Wherever the word "name" turns up in a line of the entries, copy that line.

(Items from a dataset)

-=-=-

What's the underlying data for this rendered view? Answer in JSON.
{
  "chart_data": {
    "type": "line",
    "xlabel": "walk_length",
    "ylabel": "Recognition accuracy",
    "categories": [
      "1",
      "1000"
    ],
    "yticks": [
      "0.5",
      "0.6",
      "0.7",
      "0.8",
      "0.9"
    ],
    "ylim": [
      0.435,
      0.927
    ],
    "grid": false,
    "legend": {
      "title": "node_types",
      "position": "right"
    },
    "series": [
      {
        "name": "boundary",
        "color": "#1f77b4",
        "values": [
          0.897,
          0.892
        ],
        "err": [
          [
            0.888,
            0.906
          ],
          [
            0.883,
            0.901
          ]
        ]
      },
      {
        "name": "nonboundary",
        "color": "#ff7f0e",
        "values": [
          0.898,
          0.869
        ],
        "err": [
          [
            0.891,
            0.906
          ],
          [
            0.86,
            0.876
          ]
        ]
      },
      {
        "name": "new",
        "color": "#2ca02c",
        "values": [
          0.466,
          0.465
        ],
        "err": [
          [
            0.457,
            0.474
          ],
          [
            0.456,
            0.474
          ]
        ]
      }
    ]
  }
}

-=-=-

# Written reply
        "name": "boundary",
        "name": "nonboundary",
        "name": "new",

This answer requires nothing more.